> **THE REQUEST**: Please write the listing below out again exactly, leaving every picture behind.

> **MATERIAL**:
— start —

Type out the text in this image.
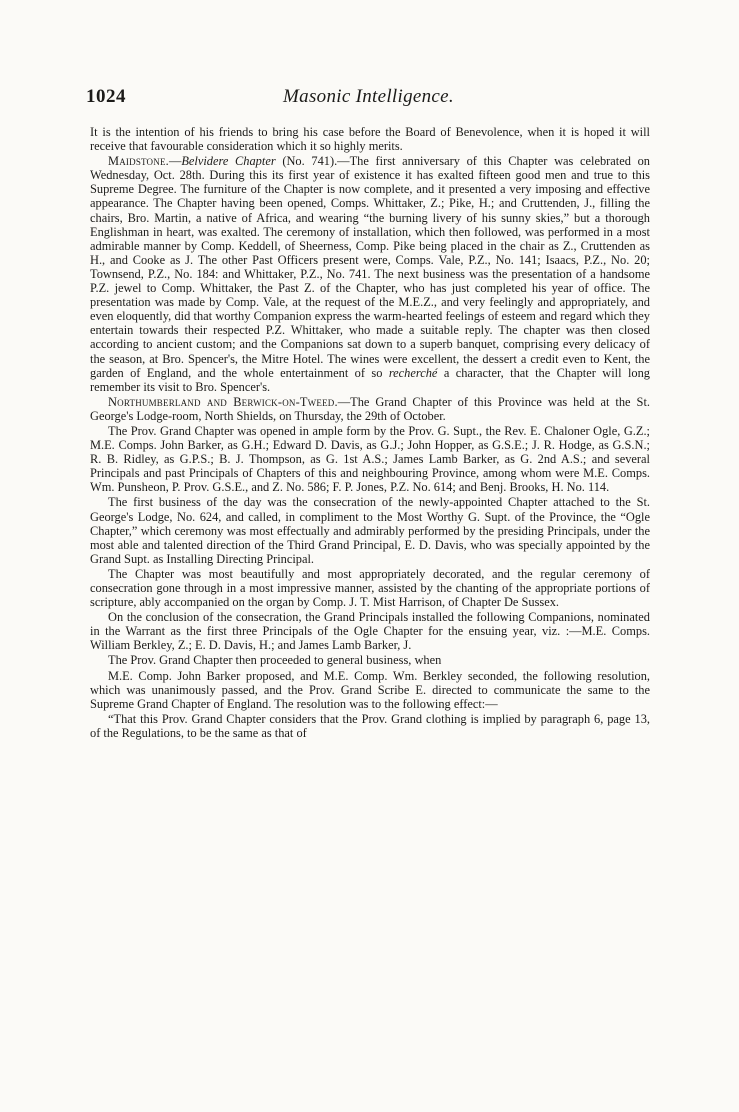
1024	Masonic Intelligence.

It is the intention of his friends to bring his case before the Board of Benevolence, when it is hoped it will receive that favourable consideration which it so highly merits.

Maidstone.—Belvidere Chapter (No. 741).—The first anniversary of this Chapter was celebrated on Wednesday, Oct. 28th. During this its first year of existence it has exalted fifteen good men and true to this Supreme Degree. The furniture of the Chapter is now complete, and it presented a very imposing and effective appearance. The Chapter having been opened, Comps. Whittaker, Z.; Pike, H.; and Cruttenden, J., filling the chairs, Bro. Martin, a native of Africa, and wearing “the burning livery of his sunny skies,” but a thorough Englishman in heart, was exalted. The ceremony of installation, which then followed, was performed in a most admirable manner by Comp. Keddell, of Sheerness, Comp. Pike being placed in the chair as Z., Cruttenden as H., and Cooke as J. The other Past Officers present were, Comps. Vale, P.Z., No. 141; Isaacs, P.Z., No. 20; Townsend, P.Z., No. 184: and Whittaker, P.Z., No. 741. The next business was the presentation of a handsome P.Z. jewel to Comp. Whittaker, the Past Z. of the Chapter, who has just completed his year of office. The presentation was made by Comp. Vale, at the request of the M.E.Z., and very feelingly and appropriately, and even eloquently, did that worthy Companion express the warm-hearted feelings of esteem and regard which they entertain towards their respected P.Z. Whittaker, who made a suitable reply. The chapter was then closed according to ancient custom; and the Companions sat down to a superb banquet, comprising every delicacy of the season, at Bro. Spencer's, the Mitre Hotel. The wines were excellent, the dessert a credit even to Kent, the garden of England, and the whole entertainment of so recherché a character, that the Chapter will long remember its visit to Bro. Spencer's.

Northumberland and Berwick-on-Tweed.—The Grand Chapter of this Province was held at the St. George's Lodge-room, North Shields, on Thursday, the 29th of October.

The Prov. Grand Chapter was opened in ample form by the Prov. G. Supt., the Rev. E. Chaloner Ogle, G.Z.; M.E. Comps. John Barker, as G.H.; Edward D. Davis, as G.J.; John Hopper, as G.S.E.; J. R. Hodge, as G.S.N.; R. B. Ridley, as G.P.S.; B. J. Thompson, as G. 1st A.S.; James Lamb Barker, as G. 2nd A.S.; and several Principals and past Principals of Chapters of this and neighbouring Province, among whom were M.E. Comps. Wm. Punsheon, P. Prov. G.S.E., and Z. No. 586; F. P. Jones, P.Z. No. 614; and Benj. Brooks, H. No. 114.

The first business of the day was the consecration of the newly-appointed Chapter attached to the St. George's Lodge, No. 624, and called, in compliment to the Most Worthy G. Supt. of the Province, the “Ogle Chapter,” which ceremony was most effectually and admirably performed by the presiding Principals, under the most able and talented direction of the Third Grand Principal, E. D. Davis, who was specially appointed by the Grand Supt. as Installing Directing Principal.

The Chapter was most beautifully and most appropriately decorated, and the regular ceremony of consecration gone through in a most impressive manner, assisted by the chanting of the appropriate portions of scripture, ably accompanied on the organ by Comp. J. T. Mist Harrison, of Chapter De Sussex.

On the conclusion of the consecration, the Grand Principals installed the following Companions, nominated in the Warrant as the first three Principals of the Ogle Chapter for the ensuing year, viz. :—M.E. Comps. William Berkley, Z.; E. D. Davis, H.; and James Lamb Barker, J.

The Prov. Grand Chapter then proceeded to general business, when

M.E. Comp. John Barker proposed, and M.E. Comp. Wm. Berkley seconded, the following resolution, which was unanimously passed, and the Prov. Grand Scribe E. directed to communicate the same to the Supreme Grand Chapter of England. The resolution was to the following effect:—

“That this Prov. Grand Chapter considers that the Prov. Grand clothing is implied by paragraph 6, page 13, of the Regulations, to be the same as that of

— end —

> **PROBLEM SOLUTION**:
Type out the text in this image.
1024	Masonic Intelligence.

It is the intention of his friends to bring his case before the Board of Benevolence, when it is hoped it will receive that favourable consideration which it so highly merits.

Maidstone.—Belvidere Chapter (No. 741).—The first anniversary of this Chapter was celebrated on Wednesday, Oct. 28th. During this its first year of existence it has exalted fifteen good men and true to this Supreme Degree. The furniture of the Chapter is now complete, and it presented a very imposing and effective appearance. The Chapter having been opened, Comps. Whittaker, Z.; Pike, H.; and Cruttenden, J., filling the chairs, Bro. Martin, a native of Africa, and wearing “the burning livery of his sunny skies,” but a thorough Englishman in heart, was exalted. The ceremony of installation, which then followed, was performed in a most admirable manner by Comp. Keddell, of Sheerness, Comp. Pike being placed in the chair as Z., Cruttenden as H., and Cooke as J. The other Past Officers present were, Comps. Vale, P.Z., No. 141; Isaacs, P.Z., No. 20; Townsend, P.Z., No. 184: and Whittaker, P.Z., No. 741. The next business was the presentation of a handsome P.Z. jewel to Comp. Whittaker, the Past Z. of the Chapter, who has just completed his year of office. The presentation was made by Comp. Vale, at the request of the M.E.Z., and very feelingly and appropriately, and even eloquently, did that worthy Companion express the warm-hearted feelings of esteem and regard which they entertain towards their respected P.Z. Whittaker, who made a suitable reply. The chapter was then closed according to ancient custom; and the Companions sat down to a superb banquet, comprising every delicacy of the season, at Bro. Spencer's, the Mitre Hotel. The wines were excellent, the dessert a credit even to Kent, the garden of England, and the whole entertainment of so recherché a character, that the Chapter will long remember its visit to Bro. Spencer's.

Northumberland and Berwick-on-Tweed.—The Grand Chapter of this Province was held at the St. George's Lodge-room, North Shields, on Thursday, the 29th of October.

The Prov. Grand Chapter was opened in ample form by the Prov. G. Supt., the Rev. E. Chaloner Ogle, G.Z.; M.E. Comps. John Barker, as G.H.; Edward D. Davis, as G.J.; John Hopper, as G.S.E.; J. R. Hodge, as G.S.N.; R. B. Ridley, as G.P.S.; B. J. Thompson, as G. 1st A.S.; James Lamb Barker, as G. 2nd A.S.; and several Principals and past Principals of Chapters of this and neighbouring Province, among whom were M.E. Comps. Wm. Punsheon, P. Prov. G.S.E., and Z. No. 586; F. P. Jones, P.Z. No. 614; and Benj. Brooks, H. No. 114.

The first business of the day was the consecration of the newly-appointed Chapter attached to the St. George's Lodge, No. 624, and called, in compliment to the Most Worthy G. Supt. of the Province, the “Ogle Chapter,” which ceremony was most effectually and admirably performed by the presiding Principals, under the most able and talented direction of the Third Grand Principal, E. D. Davis, who was specially appointed by the Grand Supt. as Installing Directing Principal.

The Chapter was most beautifully and most appropriately decorated, and the regular ceremony of consecration gone through in a most impressive manner, assisted by the chanting of the appropriate portions of scripture, ably accompanied on the organ by Comp. J. T. Mist Harrison, of Chapter De Sussex.

On the conclusion of the consecration, the Grand Principals installed the following Companions, nominated in the Warrant as the first three Principals of the Ogle Chapter for the ensuing year, viz. :—M.E. Comps. William Berkley, Z.; E. D. Davis, H.; and James Lamb Barker, J.

The Prov. Grand Chapter then proceeded to general business, when

M.E. Comp. John Barker proposed, and M.E. Comp. Wm. Berkley seconded, the following resolution, which was unanimously passed, and the Prov. Grand Scribe E. directed to communicate the same to the Supreme Grand Chapter of England. The resolution was to the following effect:—

“That this Prov. Grand Chapter considers that the Prov. Grand clothing is implied by paragraph 6, page 13, of the Regulations, to be the same as that of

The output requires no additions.